#### Work to complete
All of the data should be repeated exactly; pictures are not part of the copy.

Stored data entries
○ ○ ○ ○
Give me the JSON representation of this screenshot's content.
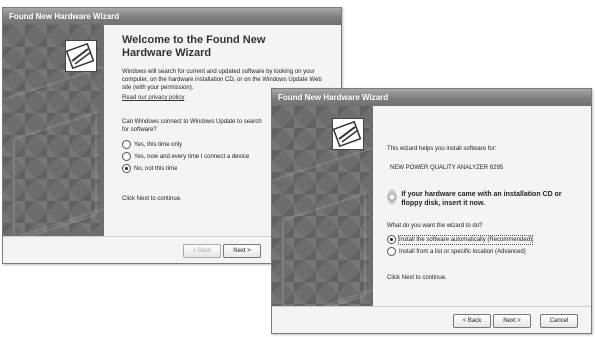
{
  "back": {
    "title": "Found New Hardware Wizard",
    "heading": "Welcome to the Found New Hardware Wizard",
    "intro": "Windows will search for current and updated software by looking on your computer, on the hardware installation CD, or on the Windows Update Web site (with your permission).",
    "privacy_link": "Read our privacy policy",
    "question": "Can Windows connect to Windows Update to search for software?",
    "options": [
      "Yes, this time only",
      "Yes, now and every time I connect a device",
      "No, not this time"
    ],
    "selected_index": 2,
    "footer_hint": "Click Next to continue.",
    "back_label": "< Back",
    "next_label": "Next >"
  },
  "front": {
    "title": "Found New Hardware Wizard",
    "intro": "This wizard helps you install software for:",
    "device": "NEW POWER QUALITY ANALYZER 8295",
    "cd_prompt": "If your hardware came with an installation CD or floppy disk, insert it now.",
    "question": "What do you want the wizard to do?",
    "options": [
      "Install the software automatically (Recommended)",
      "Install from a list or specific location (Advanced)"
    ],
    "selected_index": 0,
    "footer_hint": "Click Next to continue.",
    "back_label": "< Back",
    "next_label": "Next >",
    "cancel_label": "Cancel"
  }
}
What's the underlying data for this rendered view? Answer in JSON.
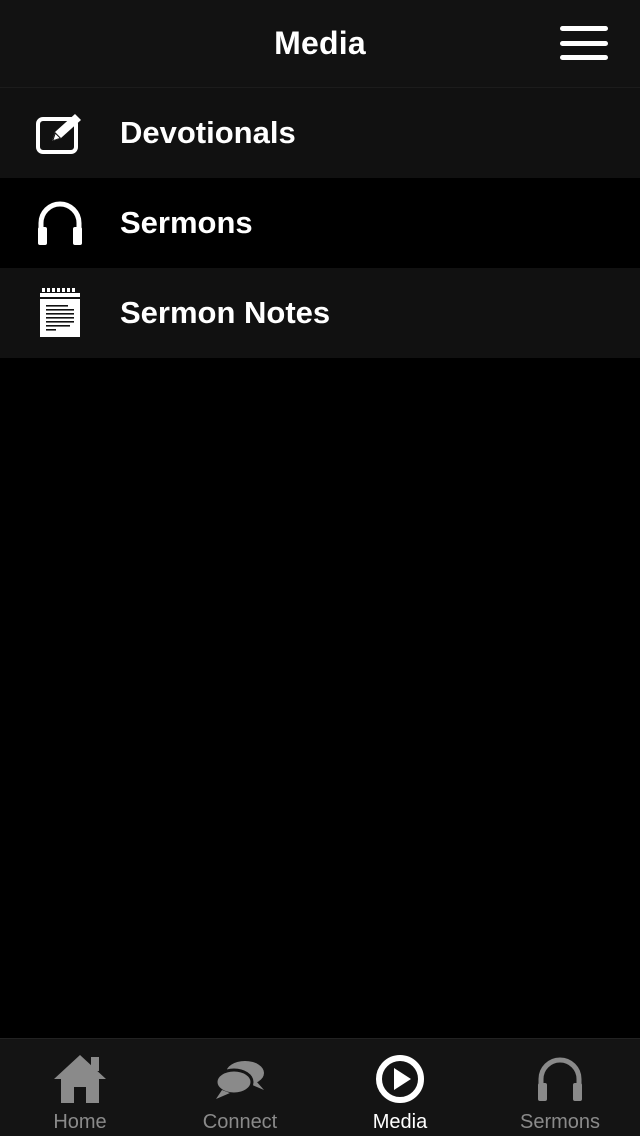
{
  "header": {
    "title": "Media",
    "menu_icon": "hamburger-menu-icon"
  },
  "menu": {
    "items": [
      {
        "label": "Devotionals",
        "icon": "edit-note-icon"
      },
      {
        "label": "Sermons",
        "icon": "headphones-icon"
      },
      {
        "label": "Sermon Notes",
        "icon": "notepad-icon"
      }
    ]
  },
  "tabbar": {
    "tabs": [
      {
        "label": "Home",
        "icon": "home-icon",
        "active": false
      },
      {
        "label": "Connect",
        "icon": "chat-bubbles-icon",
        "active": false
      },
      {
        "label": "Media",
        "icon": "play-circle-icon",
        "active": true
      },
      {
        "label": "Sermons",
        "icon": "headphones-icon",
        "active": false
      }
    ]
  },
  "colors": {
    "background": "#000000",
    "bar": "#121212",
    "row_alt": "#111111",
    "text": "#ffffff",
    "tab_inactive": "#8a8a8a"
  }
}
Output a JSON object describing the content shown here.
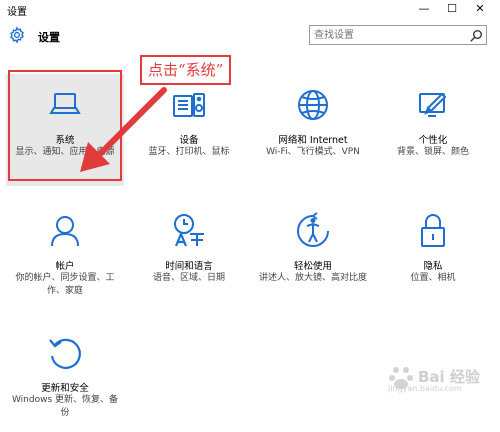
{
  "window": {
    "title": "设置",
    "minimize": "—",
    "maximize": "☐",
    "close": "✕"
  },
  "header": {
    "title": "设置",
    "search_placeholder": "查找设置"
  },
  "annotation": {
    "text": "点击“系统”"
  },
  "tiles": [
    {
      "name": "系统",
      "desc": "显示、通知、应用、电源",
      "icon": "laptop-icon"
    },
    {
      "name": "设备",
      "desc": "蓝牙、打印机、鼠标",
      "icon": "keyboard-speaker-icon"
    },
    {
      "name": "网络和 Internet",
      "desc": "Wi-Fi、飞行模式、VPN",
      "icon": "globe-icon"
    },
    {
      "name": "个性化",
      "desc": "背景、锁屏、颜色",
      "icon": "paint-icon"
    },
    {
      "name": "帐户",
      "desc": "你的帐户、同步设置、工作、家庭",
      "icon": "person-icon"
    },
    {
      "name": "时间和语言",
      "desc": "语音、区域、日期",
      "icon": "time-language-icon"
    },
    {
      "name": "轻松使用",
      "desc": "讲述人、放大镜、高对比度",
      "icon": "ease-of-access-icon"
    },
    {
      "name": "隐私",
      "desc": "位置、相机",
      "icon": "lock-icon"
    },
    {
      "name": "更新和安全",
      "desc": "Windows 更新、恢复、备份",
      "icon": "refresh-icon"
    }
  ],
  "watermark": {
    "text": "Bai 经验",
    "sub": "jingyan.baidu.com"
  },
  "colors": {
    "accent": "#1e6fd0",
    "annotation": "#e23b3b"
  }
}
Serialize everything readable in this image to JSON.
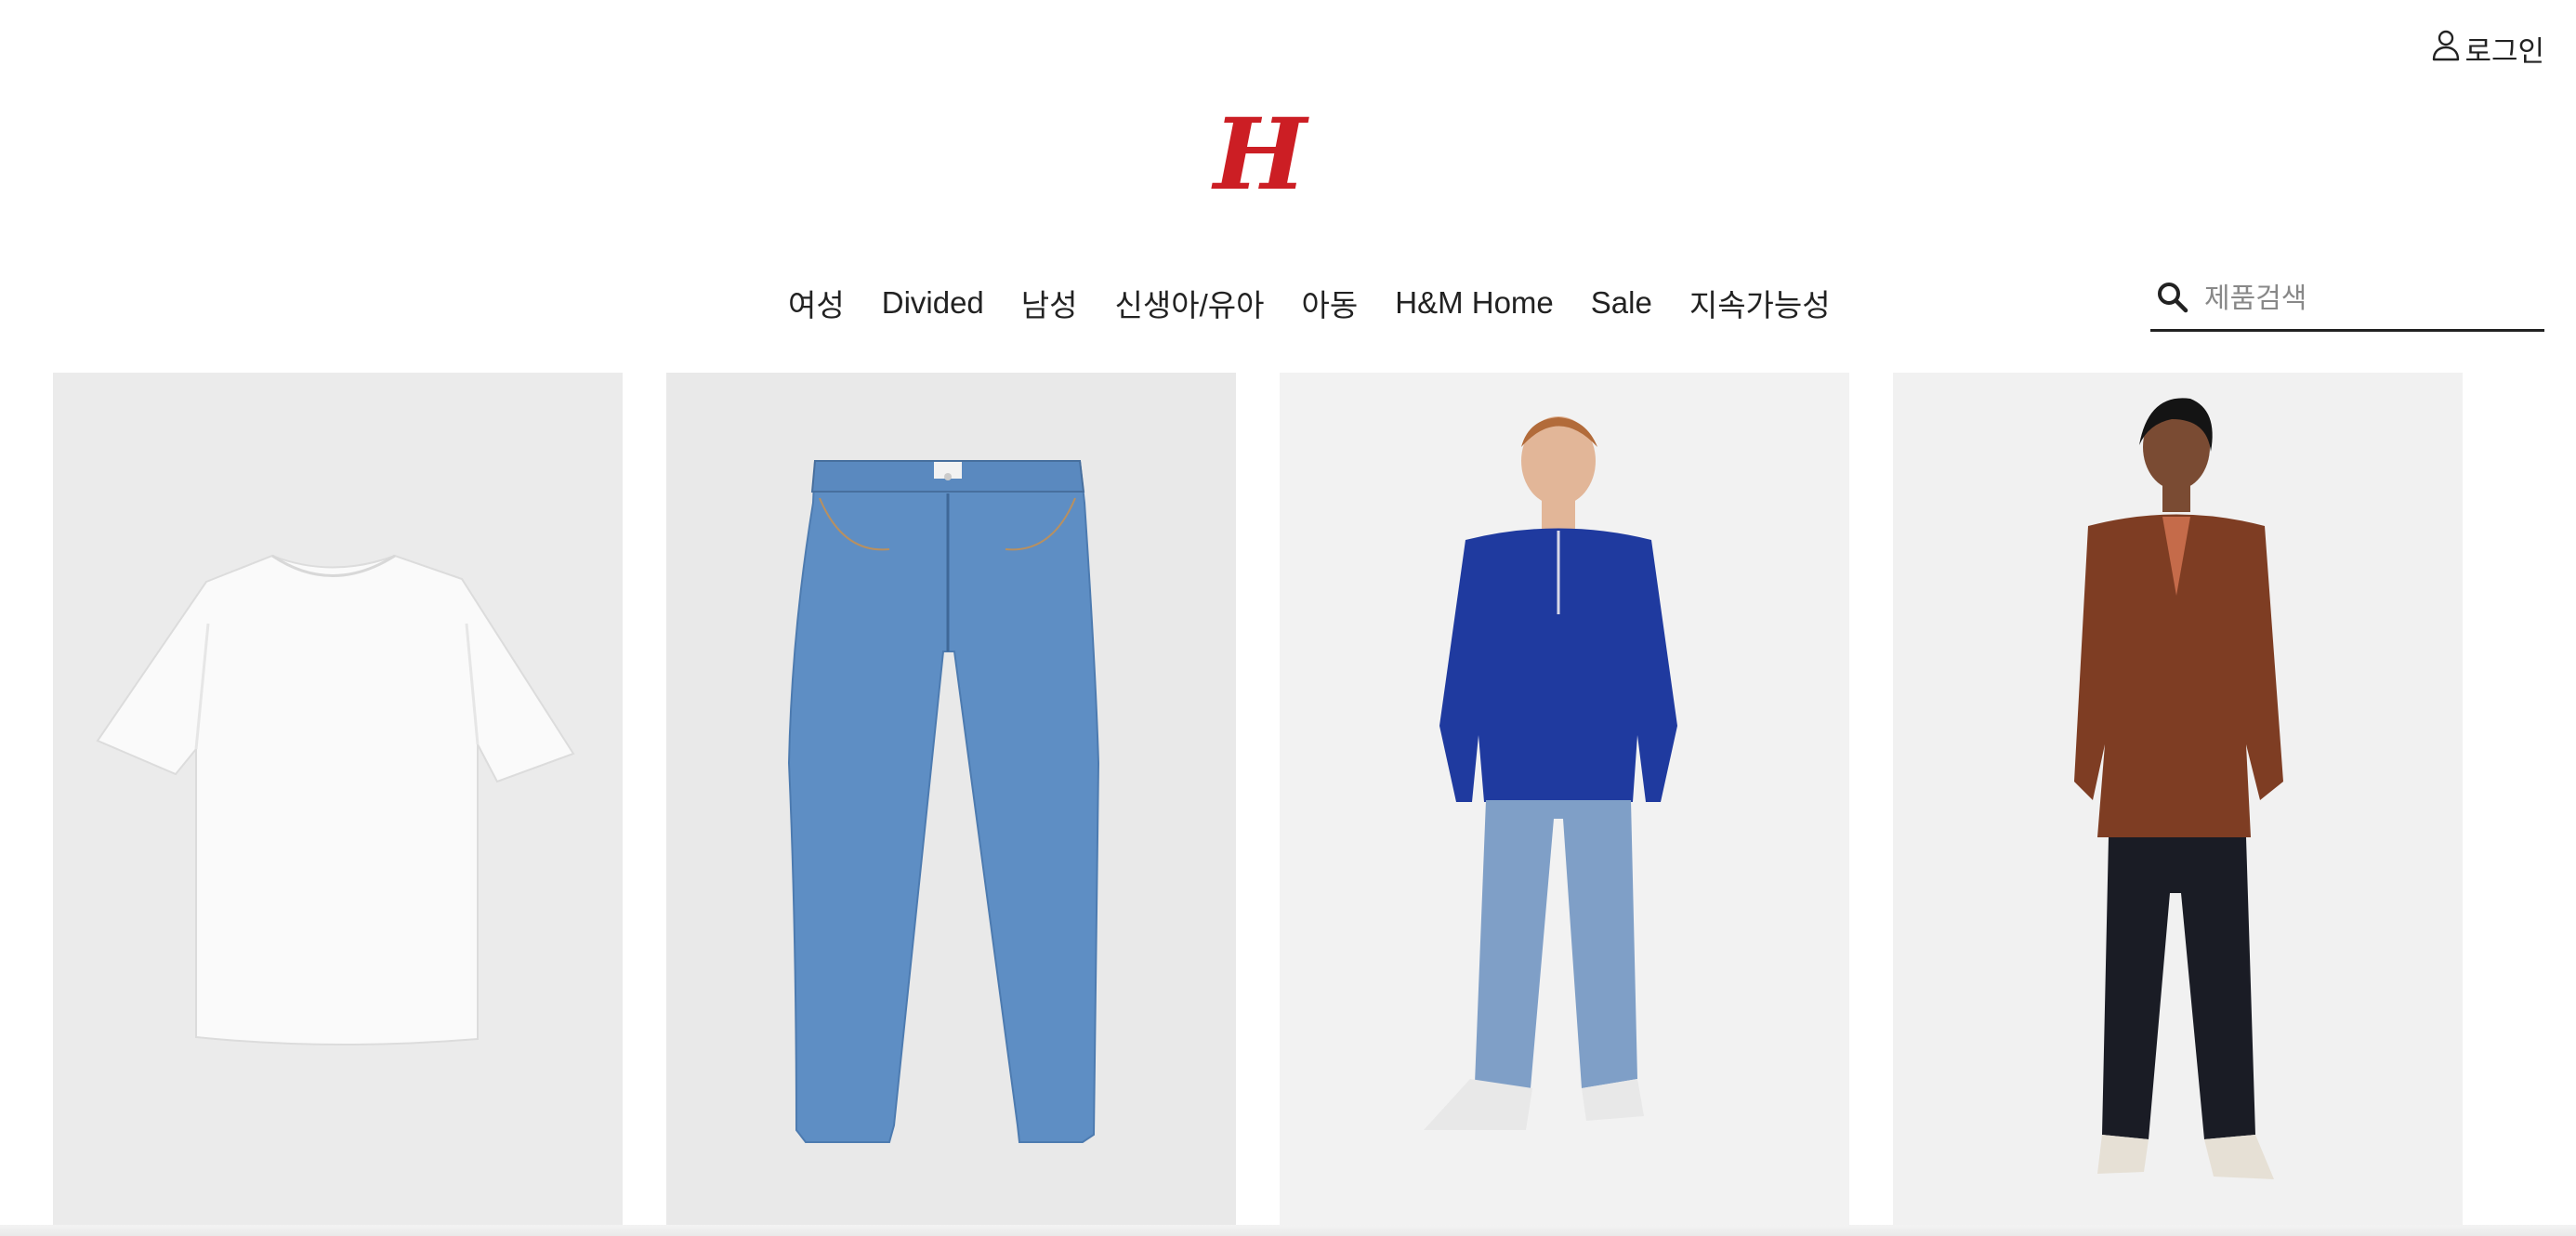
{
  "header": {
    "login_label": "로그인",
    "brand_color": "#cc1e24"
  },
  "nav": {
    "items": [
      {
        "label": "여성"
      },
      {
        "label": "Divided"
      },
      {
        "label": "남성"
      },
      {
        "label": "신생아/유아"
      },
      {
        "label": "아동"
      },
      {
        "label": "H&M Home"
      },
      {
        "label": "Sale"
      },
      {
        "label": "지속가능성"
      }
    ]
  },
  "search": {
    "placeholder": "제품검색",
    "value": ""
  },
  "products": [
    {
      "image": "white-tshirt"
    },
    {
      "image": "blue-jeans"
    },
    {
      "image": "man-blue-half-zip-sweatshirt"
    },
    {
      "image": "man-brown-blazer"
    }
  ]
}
○ ○ ○ ○
#### Result
Give me the JSON representation of this screenshot's content.
{
  "back": {
    "title": "Found New Hardware Wizard",
    "heading": "Welcome to the Found New Hardware Wizard",
    "intro": "Windows will search for current and updated software by looking on your computer, on the hardware installation CD, or on the Windows Update Web site (with your permission).",
    "privacy_link": "Read our privacy policy",
    "question": "Can Windows connect to Windows Update to search for software?",
    "options": [
      "Yes, this time only",
      "Yes, now and every time I connect a device",
      "No, not this time"
    ],
    "selected_index": 2,
    "footer_hint": "Click Next to continue.",
    "back_label": "< Back",
    "next_label": "Next >"
  },
  "front": {
    "title": "Found New Hardware Wizard",
    "intro": "This wizard helps you install software for:",
    "device": "NEW POWER QUALITY ANALYZER 8295",
    "cd_prompt": "If your hardware came with an installation CD or floppy disk, insert it now.",
    "question": "What do you want the wizard to do?",
    "options": [
      "Install the software automatically (Recommended)",
      "Install from a list or specific location (Advanced)"
    ],
    "selected_index": 0,
    "footer_hint": "Click Next to continue.",
    "back_label": "< Back",
    "next_label": "Next >",
    "cancel_label": "Cancel"
  }
}
What's the underlying data for this rendered view? Answer in JSON.
{
  "header": {
    "title": "Media",
    "menu_icon": "hamburger-menu-icon"
  },
  "menu": {
    "items": [
      {
        "label": "Devotionals",
        "icon": "edit-note-icon"
      },
      {
        "label": "Sermons",
        "icon": "headphones-icon"
      },
      {
        "label": "Sermon Notes",
        "icon": "notepad-icon"
      }
    ]
  },
  "tabbar": {
    "tabs": [
      {
        "label": "Home",
        "icon": "home-icon",
        "active": false
      },
      {
        "label": "Connect",
        "icon": "chat-bubbles-icon",
        "active": false
      },
      {
        "label": "Media",
        "icon": "play-circle-icon",
        "active": true
      },
      {
        "label": "Sermons",
        "icon": "headphones-icon",
        "active": false
      }
    ]
  },
  "colors": {
    "background": "#000000",
    "bar": "#121212",
    "row_alt": "#111111",
    "text": "#ffffff",
    "tab_inactive": "#8a8a8a"
  }
}
Output a JSON object describing the content shown here.
{
  "window": {
    "title": "设置",
    "minimize": "—",
    "maximize": "☐",
    "close": "✕"
  },
  "header": {
    "title": "设置",
    "search_placeholder": "查找设置"
  },
  "annotation": {
    "text": "点击“系统”"
  },
  "tiles": [
    {
      "name": "系统",
      "desc": "显示、通知、应用、电源",
      "icon": "laptop-icon"
    },
    {
      "name": "设备",
      "desc": "蓝牙、打印机、鼠标",
      "icon": "keyboard-speaker-icon"
    },
    {
      "name": "网络和 Internet",
      "desc": "Wi-Fi、飞行模式、VPN",
      "icon": "globe-icon"
    },
    {
      "name": "个性化",
      "desc": "背景、锁屏、颜色",
      "icon": "paint-icon"
    },
    {
      "name": "帐户",
      "desc": "你的帐户、同步设置、工作、家庭",
      "icon": "person-icon"
    },
    {
      "name": "时间和语言",
      "desc": "语音、区域、日期",
      "icon": "time-language-icon"
    },
    {
      "name": "轻松使用",
      "desc": "讲述人、放大镜、高对比度",
      "icon": "ease-of-access-icon"
    },
    {
      "name": "隐私",
      "desc": "位置、相机",
      "icon": "lock-icon"
    },
    {
      "name": "更新和安全",
      "desc": "Windows 更新、恢复、备份",
      "icon": "refresh-icon"
    }
  ],
  "watermark": {
    "text": "Bai 经验",
    "sub": "jingyan.baidu.com"
  },
  "colors": {
    "accent": "#1e6fd0",
    "annotation": "#e23b3b"
  }
}
Serialize everything readable in this image to JSON.
{
  "header": {
    "login_label": "로그인",
    "brand_color": "#cc1e24"
  },
  "nav": {
    "items": [
      {
        "label": "여성"
      },
      {
        "label": "Divided"
      },
      {
        "label": "남성"
      },
      {
        "label": "신생아/유아"
      },
      {
        "label": "아동"
      },
      {
        "label": "H&M Home"
      },
      {
        "label": "Sale"
      },
      {
        "label": "지속가능성"
      }
    ]
  },
  "search": {
    "placeholder": "제품검색",
    "value": ""
  },
  "products": [
    {
      "image": "white-tshirt"
    },
    {
      "image": "blue-jeans"
    },
    {
      "image": "man-blue-half-zip-sweatshirt"
    },
    {
      "image": "man-brown-blazer"
    }
  ]
}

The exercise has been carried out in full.